Task input:

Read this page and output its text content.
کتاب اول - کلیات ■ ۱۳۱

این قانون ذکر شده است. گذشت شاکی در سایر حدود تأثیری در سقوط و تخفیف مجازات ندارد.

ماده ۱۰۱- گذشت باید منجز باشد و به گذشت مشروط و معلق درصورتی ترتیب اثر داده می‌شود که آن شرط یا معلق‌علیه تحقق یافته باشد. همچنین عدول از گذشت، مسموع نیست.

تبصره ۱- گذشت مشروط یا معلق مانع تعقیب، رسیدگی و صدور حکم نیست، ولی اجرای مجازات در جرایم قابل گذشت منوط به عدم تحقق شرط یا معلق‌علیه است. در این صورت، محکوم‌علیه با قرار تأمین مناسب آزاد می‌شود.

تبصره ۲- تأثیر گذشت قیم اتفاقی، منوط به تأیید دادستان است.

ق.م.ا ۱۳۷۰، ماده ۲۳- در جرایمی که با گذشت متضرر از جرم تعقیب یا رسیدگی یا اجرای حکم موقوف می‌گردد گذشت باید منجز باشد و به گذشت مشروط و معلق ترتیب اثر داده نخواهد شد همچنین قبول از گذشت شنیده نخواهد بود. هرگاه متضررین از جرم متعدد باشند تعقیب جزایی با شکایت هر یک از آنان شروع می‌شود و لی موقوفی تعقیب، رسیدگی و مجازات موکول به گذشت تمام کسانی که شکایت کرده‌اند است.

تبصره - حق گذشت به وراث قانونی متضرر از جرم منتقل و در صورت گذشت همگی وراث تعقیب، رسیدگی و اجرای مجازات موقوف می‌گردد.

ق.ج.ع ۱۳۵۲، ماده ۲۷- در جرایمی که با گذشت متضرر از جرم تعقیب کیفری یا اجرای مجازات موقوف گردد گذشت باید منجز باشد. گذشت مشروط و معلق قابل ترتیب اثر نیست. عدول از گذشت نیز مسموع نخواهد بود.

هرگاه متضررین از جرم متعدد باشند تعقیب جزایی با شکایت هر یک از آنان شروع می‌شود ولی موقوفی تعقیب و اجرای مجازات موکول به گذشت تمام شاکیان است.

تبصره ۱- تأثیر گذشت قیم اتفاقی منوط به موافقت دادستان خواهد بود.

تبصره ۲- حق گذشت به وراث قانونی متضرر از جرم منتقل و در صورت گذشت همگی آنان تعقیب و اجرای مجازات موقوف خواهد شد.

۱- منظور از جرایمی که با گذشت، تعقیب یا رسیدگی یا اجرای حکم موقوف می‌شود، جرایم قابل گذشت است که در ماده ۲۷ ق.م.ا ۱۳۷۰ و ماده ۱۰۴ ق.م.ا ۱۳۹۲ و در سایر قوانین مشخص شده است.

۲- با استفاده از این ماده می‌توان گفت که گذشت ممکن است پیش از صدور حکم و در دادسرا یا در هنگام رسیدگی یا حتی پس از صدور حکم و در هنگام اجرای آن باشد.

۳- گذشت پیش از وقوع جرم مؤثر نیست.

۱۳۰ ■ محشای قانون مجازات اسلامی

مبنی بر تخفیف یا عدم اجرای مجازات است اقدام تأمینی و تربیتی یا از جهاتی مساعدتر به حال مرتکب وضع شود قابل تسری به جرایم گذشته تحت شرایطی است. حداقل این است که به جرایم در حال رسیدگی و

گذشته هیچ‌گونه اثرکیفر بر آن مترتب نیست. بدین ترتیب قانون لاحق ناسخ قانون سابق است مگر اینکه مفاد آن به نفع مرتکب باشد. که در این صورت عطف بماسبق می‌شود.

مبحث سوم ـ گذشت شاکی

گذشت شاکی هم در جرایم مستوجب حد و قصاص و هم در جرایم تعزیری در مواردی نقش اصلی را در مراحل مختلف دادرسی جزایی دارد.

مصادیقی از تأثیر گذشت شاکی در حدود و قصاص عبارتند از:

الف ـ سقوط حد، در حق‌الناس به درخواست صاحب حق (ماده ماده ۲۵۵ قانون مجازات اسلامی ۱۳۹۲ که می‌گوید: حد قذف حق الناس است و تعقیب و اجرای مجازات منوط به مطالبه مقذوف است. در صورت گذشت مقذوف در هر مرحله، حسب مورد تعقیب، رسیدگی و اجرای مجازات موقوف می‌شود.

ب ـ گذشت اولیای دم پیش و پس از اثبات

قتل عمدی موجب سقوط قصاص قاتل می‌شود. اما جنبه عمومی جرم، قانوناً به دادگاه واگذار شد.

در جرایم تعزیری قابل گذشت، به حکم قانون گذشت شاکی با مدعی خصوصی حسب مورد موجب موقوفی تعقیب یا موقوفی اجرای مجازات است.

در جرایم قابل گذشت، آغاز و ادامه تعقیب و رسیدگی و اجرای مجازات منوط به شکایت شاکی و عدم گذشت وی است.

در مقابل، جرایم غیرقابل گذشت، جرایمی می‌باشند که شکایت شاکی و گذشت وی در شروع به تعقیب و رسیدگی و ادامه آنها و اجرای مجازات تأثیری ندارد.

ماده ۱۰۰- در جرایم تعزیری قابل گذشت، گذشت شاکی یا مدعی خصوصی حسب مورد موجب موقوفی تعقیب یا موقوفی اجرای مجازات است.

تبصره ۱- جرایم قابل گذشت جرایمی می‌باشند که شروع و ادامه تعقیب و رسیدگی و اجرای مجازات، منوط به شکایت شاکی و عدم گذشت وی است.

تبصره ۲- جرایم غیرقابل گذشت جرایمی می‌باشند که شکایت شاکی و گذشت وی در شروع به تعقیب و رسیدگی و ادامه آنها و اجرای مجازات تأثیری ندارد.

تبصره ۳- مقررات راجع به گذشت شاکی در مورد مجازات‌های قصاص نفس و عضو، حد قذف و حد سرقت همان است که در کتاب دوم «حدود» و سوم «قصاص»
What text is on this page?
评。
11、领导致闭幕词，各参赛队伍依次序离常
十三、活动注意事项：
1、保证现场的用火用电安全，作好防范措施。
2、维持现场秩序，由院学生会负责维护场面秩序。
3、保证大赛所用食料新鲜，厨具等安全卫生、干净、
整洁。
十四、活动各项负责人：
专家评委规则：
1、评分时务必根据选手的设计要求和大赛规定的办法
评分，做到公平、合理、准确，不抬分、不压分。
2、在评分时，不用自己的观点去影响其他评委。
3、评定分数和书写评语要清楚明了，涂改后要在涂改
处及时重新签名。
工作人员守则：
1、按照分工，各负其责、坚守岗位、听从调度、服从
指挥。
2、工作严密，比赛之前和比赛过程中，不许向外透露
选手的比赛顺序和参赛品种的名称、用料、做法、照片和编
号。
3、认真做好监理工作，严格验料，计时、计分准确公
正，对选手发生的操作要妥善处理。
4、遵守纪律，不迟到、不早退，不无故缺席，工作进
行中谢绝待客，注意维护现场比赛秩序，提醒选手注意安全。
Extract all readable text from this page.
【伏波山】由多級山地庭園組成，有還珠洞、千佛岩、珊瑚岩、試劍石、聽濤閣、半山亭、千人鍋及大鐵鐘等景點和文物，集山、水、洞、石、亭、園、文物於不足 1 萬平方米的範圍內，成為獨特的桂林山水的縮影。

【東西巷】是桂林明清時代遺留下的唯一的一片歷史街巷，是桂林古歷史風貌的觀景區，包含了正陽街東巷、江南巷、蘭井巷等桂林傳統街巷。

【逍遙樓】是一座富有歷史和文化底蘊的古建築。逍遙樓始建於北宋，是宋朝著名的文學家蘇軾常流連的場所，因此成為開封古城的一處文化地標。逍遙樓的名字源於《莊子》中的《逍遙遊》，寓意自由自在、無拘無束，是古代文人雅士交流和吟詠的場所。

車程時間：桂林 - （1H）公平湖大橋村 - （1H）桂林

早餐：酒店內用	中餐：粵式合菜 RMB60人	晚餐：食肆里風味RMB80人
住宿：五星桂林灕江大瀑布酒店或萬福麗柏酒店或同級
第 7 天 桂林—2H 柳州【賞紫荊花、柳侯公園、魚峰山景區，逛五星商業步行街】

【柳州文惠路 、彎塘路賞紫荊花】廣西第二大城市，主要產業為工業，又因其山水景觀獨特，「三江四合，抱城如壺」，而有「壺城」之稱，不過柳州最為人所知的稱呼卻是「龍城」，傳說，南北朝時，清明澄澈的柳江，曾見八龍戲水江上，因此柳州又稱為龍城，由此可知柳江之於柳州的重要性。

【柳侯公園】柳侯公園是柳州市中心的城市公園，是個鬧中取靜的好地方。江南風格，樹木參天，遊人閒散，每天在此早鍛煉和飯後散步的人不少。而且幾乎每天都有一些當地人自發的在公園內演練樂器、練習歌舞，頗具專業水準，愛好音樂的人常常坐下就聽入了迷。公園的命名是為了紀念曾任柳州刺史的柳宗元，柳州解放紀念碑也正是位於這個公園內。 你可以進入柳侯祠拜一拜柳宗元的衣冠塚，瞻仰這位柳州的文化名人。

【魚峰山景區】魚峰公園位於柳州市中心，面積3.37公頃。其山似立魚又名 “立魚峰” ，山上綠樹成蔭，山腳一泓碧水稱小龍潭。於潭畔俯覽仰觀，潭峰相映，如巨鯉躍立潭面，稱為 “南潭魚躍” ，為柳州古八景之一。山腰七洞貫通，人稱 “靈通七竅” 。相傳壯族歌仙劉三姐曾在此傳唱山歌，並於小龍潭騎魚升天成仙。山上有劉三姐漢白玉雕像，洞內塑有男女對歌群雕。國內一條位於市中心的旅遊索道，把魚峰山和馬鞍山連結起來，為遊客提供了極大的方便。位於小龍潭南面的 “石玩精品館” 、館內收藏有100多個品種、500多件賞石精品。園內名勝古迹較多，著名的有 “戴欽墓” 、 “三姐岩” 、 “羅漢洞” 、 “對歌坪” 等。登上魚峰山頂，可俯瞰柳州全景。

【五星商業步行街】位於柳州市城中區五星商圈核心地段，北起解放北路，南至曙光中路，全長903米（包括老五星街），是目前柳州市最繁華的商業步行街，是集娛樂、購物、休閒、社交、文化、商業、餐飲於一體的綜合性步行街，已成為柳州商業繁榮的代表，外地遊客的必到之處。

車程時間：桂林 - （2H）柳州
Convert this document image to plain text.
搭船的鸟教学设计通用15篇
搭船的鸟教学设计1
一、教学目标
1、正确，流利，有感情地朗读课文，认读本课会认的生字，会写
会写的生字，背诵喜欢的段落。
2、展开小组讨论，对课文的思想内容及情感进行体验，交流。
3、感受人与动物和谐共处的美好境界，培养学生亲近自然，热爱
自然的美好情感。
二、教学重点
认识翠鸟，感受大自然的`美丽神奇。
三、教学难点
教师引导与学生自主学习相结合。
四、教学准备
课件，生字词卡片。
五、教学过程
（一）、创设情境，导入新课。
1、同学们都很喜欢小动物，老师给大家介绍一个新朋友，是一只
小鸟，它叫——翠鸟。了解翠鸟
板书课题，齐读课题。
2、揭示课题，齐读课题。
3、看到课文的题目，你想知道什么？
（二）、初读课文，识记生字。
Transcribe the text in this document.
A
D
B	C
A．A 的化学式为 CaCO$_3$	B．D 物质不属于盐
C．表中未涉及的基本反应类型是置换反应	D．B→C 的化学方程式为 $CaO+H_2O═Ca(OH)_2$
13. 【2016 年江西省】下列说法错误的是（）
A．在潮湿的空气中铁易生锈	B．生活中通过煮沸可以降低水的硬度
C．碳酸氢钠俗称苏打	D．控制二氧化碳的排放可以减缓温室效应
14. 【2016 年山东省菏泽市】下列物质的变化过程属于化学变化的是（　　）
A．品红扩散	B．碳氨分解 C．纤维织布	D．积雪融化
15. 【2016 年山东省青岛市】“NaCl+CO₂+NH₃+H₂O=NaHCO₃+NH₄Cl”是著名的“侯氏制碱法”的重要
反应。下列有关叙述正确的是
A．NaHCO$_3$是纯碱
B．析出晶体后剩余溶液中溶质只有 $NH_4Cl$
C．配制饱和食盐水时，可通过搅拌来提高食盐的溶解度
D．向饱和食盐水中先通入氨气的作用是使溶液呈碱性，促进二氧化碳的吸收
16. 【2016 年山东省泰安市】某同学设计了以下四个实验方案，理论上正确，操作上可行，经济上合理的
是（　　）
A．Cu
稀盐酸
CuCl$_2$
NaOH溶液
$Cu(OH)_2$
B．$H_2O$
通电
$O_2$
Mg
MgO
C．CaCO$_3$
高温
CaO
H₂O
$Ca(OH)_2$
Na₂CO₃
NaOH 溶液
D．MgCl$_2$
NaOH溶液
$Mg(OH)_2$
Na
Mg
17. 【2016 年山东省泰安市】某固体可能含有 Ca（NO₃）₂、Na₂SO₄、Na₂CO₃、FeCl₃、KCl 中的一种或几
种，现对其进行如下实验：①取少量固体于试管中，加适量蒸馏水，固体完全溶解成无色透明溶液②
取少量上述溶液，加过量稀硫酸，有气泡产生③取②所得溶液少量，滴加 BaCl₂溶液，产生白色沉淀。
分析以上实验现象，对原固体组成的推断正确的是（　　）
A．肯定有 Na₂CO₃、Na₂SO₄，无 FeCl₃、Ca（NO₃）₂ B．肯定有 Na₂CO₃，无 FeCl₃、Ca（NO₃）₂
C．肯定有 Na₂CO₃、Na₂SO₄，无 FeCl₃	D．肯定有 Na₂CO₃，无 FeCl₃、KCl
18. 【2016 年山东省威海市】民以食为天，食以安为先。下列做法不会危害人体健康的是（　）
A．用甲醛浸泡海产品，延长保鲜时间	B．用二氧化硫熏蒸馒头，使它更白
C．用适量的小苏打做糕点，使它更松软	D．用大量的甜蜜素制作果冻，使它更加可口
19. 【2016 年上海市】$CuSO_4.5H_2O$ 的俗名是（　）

Exercise prompt: Search the listing for the word "وراث". Copy every line in which it occurs.

Output for this task:
تبصره - حق گذشت به وراث قانونی متضرر از جرم منتقل و در صورت گذشت همگی وراث تعقیب، رسیدگی و اجرای مجازات موقوف می‌گردد.
تبصره ۲- حق گذشت به وراث قانونی متضرر از جرم منتقل و در صورت گذشت همگی آنان تعقیب و اجرای مجازات موقوف خواهد شد.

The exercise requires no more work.